---- Exercise data

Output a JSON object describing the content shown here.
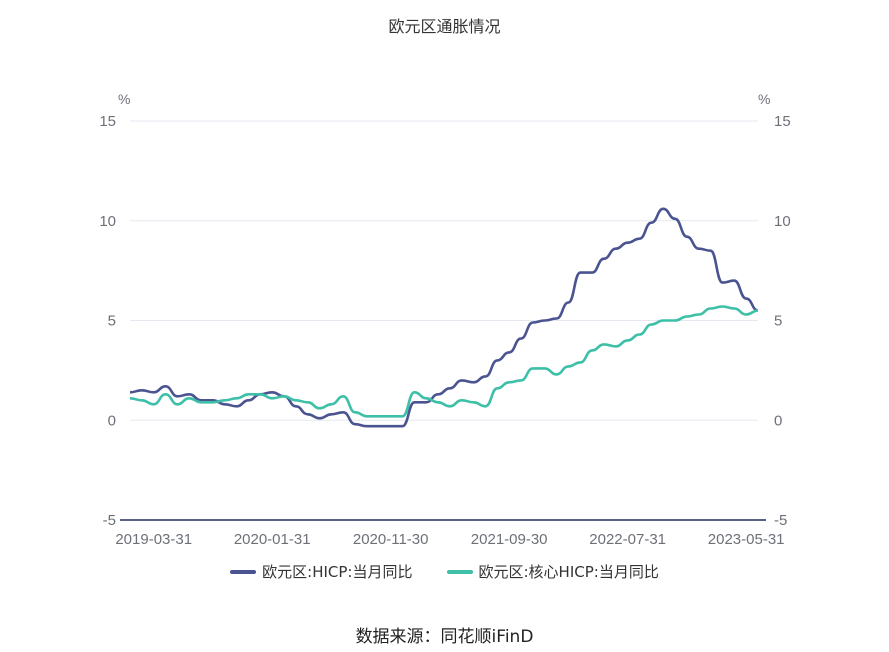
{
  "chart_data": {
    "type": "line",
    "title": "欧元区通胀情况",
    "left_unit": "%",
    "right_unit": "%",
    "ylim": [
      -5,
      15
    ],
    "y_ticks": [
      15,
      10,
      5,
      0,
      -5
    ],
    "x_tick_labels": [
      "2019-03-31",
      "2020-01-31",
      "2020-11-30",
      "2021-09-30",
      "2022-07-31",
      "2023-05-31"
    ],
    "x": [
      "2019-01",
      "2019-02",
      "2019-03",
      "2019-04",
      "2019-05",
      "2019-06",
      "2019-07",
      "2019-08",
      "2019-09",
      "2019-10",
      "2019-11",
      "2019-12",
      "2020-01",
      "2020-02",
      "2020-03",
      "2020-04",
      "2020-05",
      "2020-06",
      "2020-07",
      "2020-08",
      "2020-09",
      "2020-10",
      "2020-11",
      "2020-12",
      "2021-01",
      "2021-02",
      "2021-03",
      "2021-04",
      "2021-05",
      "2021-06",
      "2021-07",
      "2021-08",
      "2021-09",
      "2021-10",
      "2021-11",
      "2021-12",
      "2022-01",
      "2022-02",
      "2022-03",
      "2022-04",
      "2022-05",
      "2022-06",
      "2022-07",
      "2022-08",
      "2022-09",
      "2022-10",
      "2022-11",
      "2022-12",
      "2023-01",
      "2023-02",
      "2023-03",
      "2023-04",
      "2023-05",
      "2023-06"
    ],
    "series": [
      {
        "name": "欧元区:HICP:当月同比",
        "color": "#4a5490",
        "values": [
          1.4,
          1.5,
          1.4,
          1.7,
          1.2,
          1.3,
          1.0,
          1.0,
          0.8,
          0.7,
          1.0,
          1.3,
          1.4,
          1.2,
          0.7,
          0.3,
          0.1,
          0.3,
          0.4,
          -0.2,
          -0.3,
          -0.3,
          -0.3,
          -0.3,
          0.9,
          0.9,
          1.3,
          1.6,
          2.0,
          1.9,
          2.2,
          3.0,
          3.4,
          4.1,
          4.9,
          5.0,
          5.1,
          5.9,
          7.4,
          7.4,
          8.1,
          8.6,
          8.9,
          9.1,
          9.9,
          10.6,
          10.1,
          9.2,
          8.6,
          8.5,
          6.9,
          7.0,
          6.1,
          5.5
        ]
      },
      {
        "name": "欧元区:核心HICP:当月同比",
        "color": "#3dbfa8",
        "values": [
          1.1,
          1.0,
          0.8,
          1.3,
          0.8,
          1.1,
          0.9,
          0.9,
          1.0,
          1.1,
          1.3,
          1.3,
          1.1,
          1.2,
          1.0,
          0.9,
          0.6,
          0.8,
          1.2,
          0.4,
          0.2,
          0.2,
          0.2,
          0.2,
          1.4,
          1.1,
          0.9,
          0.7,
          1.0,
          0.9,
          0.7,
          1.6,
          1.9,
          2.0,
          2.6,
          2.6,
          2.3,
          2.7,
          2.9,
          3.5,
          3.8,
          3.7,
          4.0,
          4.3,
          4.8,
          5.0,
          5.0,
          5.2,
          5.3,
          5.6,
          5.7,
          5.6,
          5.3,
          5.5
        ]
      }
    ],
    "grid": true,
    "legend_position": "bottom",
    "source": "数据来源：同花顺iFinD"
  }
}
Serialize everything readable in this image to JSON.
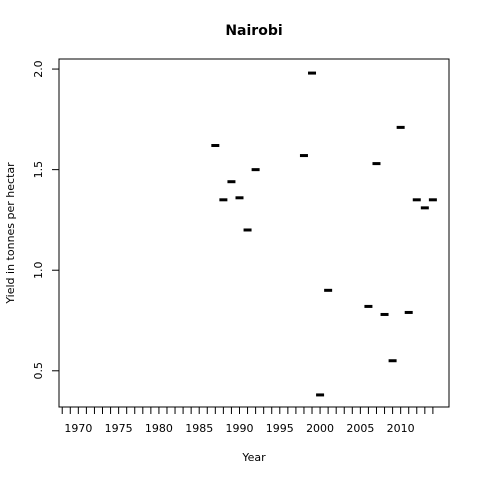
{
  "chart_data": {
    "type": "scatter",
    "title": "Nairobi",
    "xlabel": "Year",
    "ylabel": "Yield in tonnes per hectar",
    "xlim": [
      1967.6,
      2016.0
    ],
    "ylim": [
      0.32,
      2.05
    ],
    "xticks": [
      1968,
      1969,
      1970,
      1971,
      1972,
      1973,
      1974,
      1975,
      1976,
      1977,
      1978,
      1979,
      1980,
      1981,
      1982,
      1983,
      1984,
      1985,
      1986,
      1987,
      1988,
      1989,
      1990,
      1991,
      1992,
      1993,
      1994,
      1995,
      1996,
      1997,
      1998,
      1999,
      2000,
      2001,
      2002,
      2003,
      2004,
      2005,
      2006,
      2007,
      2008,
      2009,
      2010,
      2011,
      2012,
      2013,
      2014
    ],
    "xtick_labels": [
      {
        "value": 1970,
        "label": "1970"
      },
      {
        "value": 1975,
        "label": "1975"
      },
      {
        "value": 1980,
        "label": "1980"
      },
      {
        "value": 1985,
        "label": "1985"
      },
      {
        "value": 1990,
        "label": "1990"
      },
      {
        "value": 1995,
        "label": "1995"
      },
      {
        "value": 2000,
        "label": "2000"
      },
      {
        "value": 2005,
        "label": "2005"
      },
      {
        "value": 2010,
        "label": "2010"
      }
    ],
    "yticks": [
      {
        "value": 0.5,
        "label": "0.5"
      },
      {
        "value": 1.0,
        "label": "1.0"
      },
      {
        "value": 1.5,
        "label": "1.5"
      },
      {
        "value": 2.0,
        "label": "2.0"
      }
    ],
    "grid": false,
    "series": [
      {
        "x": [
          1987,
          1988,
          1989,
          1990,
          1991,
          1992,
          1998,
          1999,
          2000,
          2001,
          2006,
          2007,
          2008,
          2009,
          2010,
          2011,
          2012,
          2013,
          2014
        ],
        "y": [
          1.62,
          1.35,
          1.44,
          1.36,
          1.2,
          1.5,
          1.57,
          1.98,
          0.38,
          0.9,
          0.82,
          1.53,
          0.78,
          0.55,
          1.71,
          0.79,
          1.35,
          1.31,
          1.35
        ]
      }
    ]
  }
}
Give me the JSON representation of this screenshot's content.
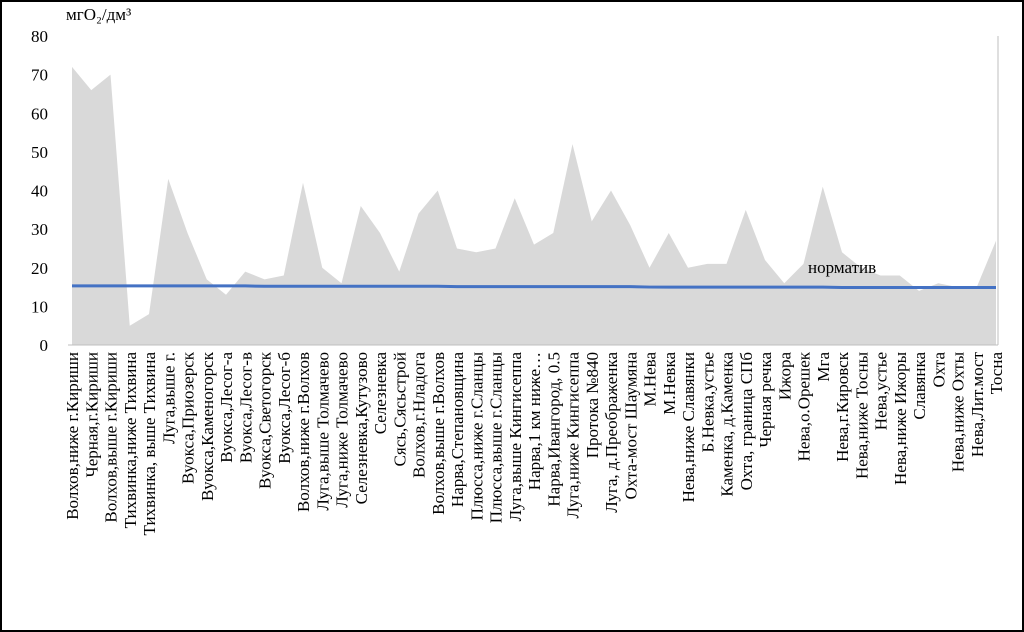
{
  "chart_data": {
    "type": "area",
    "unit_label": "мгO₂/дм³",
    "categories": [
      "Волхов,ниже г.Кириши",
      "Черная,г.Кириши",
      "Волхов,выше г.Кириши",
      "Тихвинка,ниже Тихвина",
      "Тихвинка, выше Тихвина",
      "Луга,выше г.",
      "Вуокса,Приозерск",
      "Вуокса,Каменогорск",
      "Вуокса,Лесог-а",
      "Вуокса,Лесог-в",
      "Вуокса,Светогорск",
      "Вуокса,Лесог-б",
      "Волхов,ниже г.Волхов",
      "Луга,выше Толмачево",
      "Луга,ниже Толмачево",
      "Селезневка,Кутузово",
      "Селезневка",
      "Сясь,Сясьстрой",
      "Волхов,г.Нладога",
      "Волхов,выше г.Волхов",
      "Нарва,Степановщина",
      "Плюсса,ниже г.Сланцы",
      "Плюсса,выше г.Сланцы",
      "Луга,выше Кингисеппа",
      "Нарва,1 км ниже…",
      "Нарва,Ивангород, 0.5",
      "Луга,ниже Кингисеппа",
      "Протока №840",
      "Луга, д.Преображенка",
      "Охта-мост Шаумяна",
      "М.Нева",
      "М.Невка",
      "Нева,ниже Славянки",
      "Б.Невка,устье",
      "Каменка, д.Каменка",
      "Охта,  граница СПб",
      "Черная речка",
      "Ижора",
      "Нева,о.Орешек",
      "Мга",
      "Нева,г.Кировск",
      "Нева,ниже Тосны",
      "Нева,устье",
      "Нева,ниже Ижоры",
      "Славянка",
      "Охта",
      "Нева,ниже Охты",
      "Нева,Лит.мост",
      "Тосна"
    ],
    "series": [
      {
        "name": "",
        "color": "#d9d9d9",
        "kind": "area",
        "values": [
          72,
          66,
          70,
          5,
          8,
          43,
          29,
          17,
          13,
          19,
          17,
          18,
          42,
          20,
          16,
          36,
          29,
          19,
          34,
          40,
          25,
          24,
          25,
          38,
          26,
          29,
          52,
          32,
          40,
          31,
          20,
          29,
          20,
          21,
          21,
          35,
          22,
          16,
          21,
          41,
          24,
          20,
          18,
          18,
          14,
          16,
          15,
          15,
          27
        ]
      },
      {
        "name": "норматив",
        "color": "#4472c4",
        "kind": "line",
        "values": [
          15.3,
          15.3,
          15.3,
          15.3,
          15.3,
          15.3,
          15.3,
          15.3,
          15.3,
          15.3,
          15.2,
          15.2,
          15.2,
          15.2,
          15.2,
          15.2,
          15.2,
          15.2,
          15.2,
          15.2,
          15.1,
          15.1,
          15.1,
          15.1,
          15.1,
          15.1,
          15.1,
          15.1,
          15.1,
          15.1,
          15,
          15,
          15,
          15,
          15,
          15,
          15,
          15,
          15,
          15,
          14.9,
          14.9,
          14.9,
          14.9,
          14.9,
          14.9,
          14.9,
          14.9,
          14.9
        ]
      }
    ],
    "ylim": [
      0,
      80
    ],
    "yticks": [
      0,
      10,
      20,
      30,
      40,
      50,
      60,
      70,
      80
    ]
  }
}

--------

◆ Your goal ◆
Look through the entries above. Extract each line with the word "Толмачево".

◆ Response ◆
      "Луга,выше Толмачево",
      "Луга,ниже Толмачево",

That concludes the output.